→ Your task
Locate the line containing "What data populates" in the material below; repeat it and every line after it, exactly as written.

→ Dataset excerpt

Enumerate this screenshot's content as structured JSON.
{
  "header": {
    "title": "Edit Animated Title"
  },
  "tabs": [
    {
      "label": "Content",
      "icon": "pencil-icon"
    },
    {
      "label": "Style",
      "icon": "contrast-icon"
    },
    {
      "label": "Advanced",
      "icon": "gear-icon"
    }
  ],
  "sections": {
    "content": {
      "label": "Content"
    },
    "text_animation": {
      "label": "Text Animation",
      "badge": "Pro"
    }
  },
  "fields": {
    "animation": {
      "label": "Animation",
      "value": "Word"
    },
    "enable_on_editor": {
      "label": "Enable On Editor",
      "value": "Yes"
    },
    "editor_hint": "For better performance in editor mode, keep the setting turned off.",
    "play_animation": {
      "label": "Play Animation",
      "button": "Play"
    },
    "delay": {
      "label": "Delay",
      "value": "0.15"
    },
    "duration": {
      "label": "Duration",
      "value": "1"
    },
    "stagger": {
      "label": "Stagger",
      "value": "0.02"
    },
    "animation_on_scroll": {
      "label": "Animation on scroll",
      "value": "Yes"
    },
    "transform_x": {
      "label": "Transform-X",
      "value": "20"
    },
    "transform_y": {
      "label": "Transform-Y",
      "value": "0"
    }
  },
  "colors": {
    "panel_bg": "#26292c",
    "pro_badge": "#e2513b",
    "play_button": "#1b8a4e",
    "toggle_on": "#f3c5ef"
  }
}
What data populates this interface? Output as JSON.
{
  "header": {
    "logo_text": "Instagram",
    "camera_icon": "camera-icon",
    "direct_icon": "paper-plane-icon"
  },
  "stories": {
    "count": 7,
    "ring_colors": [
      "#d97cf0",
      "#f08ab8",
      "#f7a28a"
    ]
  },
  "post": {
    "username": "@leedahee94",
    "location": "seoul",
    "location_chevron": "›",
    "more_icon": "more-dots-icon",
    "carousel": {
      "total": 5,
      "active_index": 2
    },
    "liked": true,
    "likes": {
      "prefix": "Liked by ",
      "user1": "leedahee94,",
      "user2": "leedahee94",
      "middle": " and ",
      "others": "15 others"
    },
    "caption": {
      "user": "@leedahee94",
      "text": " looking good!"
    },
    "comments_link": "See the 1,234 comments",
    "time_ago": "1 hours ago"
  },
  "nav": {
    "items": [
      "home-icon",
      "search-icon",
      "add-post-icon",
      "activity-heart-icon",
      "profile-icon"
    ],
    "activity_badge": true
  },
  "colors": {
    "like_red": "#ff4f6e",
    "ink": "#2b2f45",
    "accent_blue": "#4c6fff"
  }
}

→ Correct result
What data populates this interface? Output as JSON.
{
  "header": {
    "logo_text": "Instagram",
    "camera_icon": "camera-icon",
    "direct_icon": "paper-plane-icon"
  },
  "stories": {
    "count": 7,
    "ring_colors": [
      "#d97cf0",
      "#f08ab8",
      "#f7a28a"
    ]
  },
  "post": {
    "username": "@leedahee94",
    "location": "seoul",
    "location_chevron": "›",
    "more_icon": "more-dots-icon",
    "carousel": {
      "total": 5,
      "active_index": 2
    },
    "liked": true,
    "likes": {
      "prefix": "Liked by ",
      "user1": "leedahee94,",
      "user2": "leedahee94",
      "middle": " and ",
      "others": "15 others"
    },
    "caption": {
      "user": "@leedahee94",
      "text": " looking good!"
    },
    "comments_link": "See the 1,234 comments",
    "time_ago": "1 hours ago"
  },
  "nav": {
    "items": [
      "home-icon",
      "search-icon",
      "add-post-icon",
      "activity-heart-icon",
      "profile-icon"
    ],
    "activity_badge": true
  },
  "colors": {
    "like_red": "#ff4f6e",
    "ink": "#2b2f45",
    "accent_blue": "#4c6fff"
  }
}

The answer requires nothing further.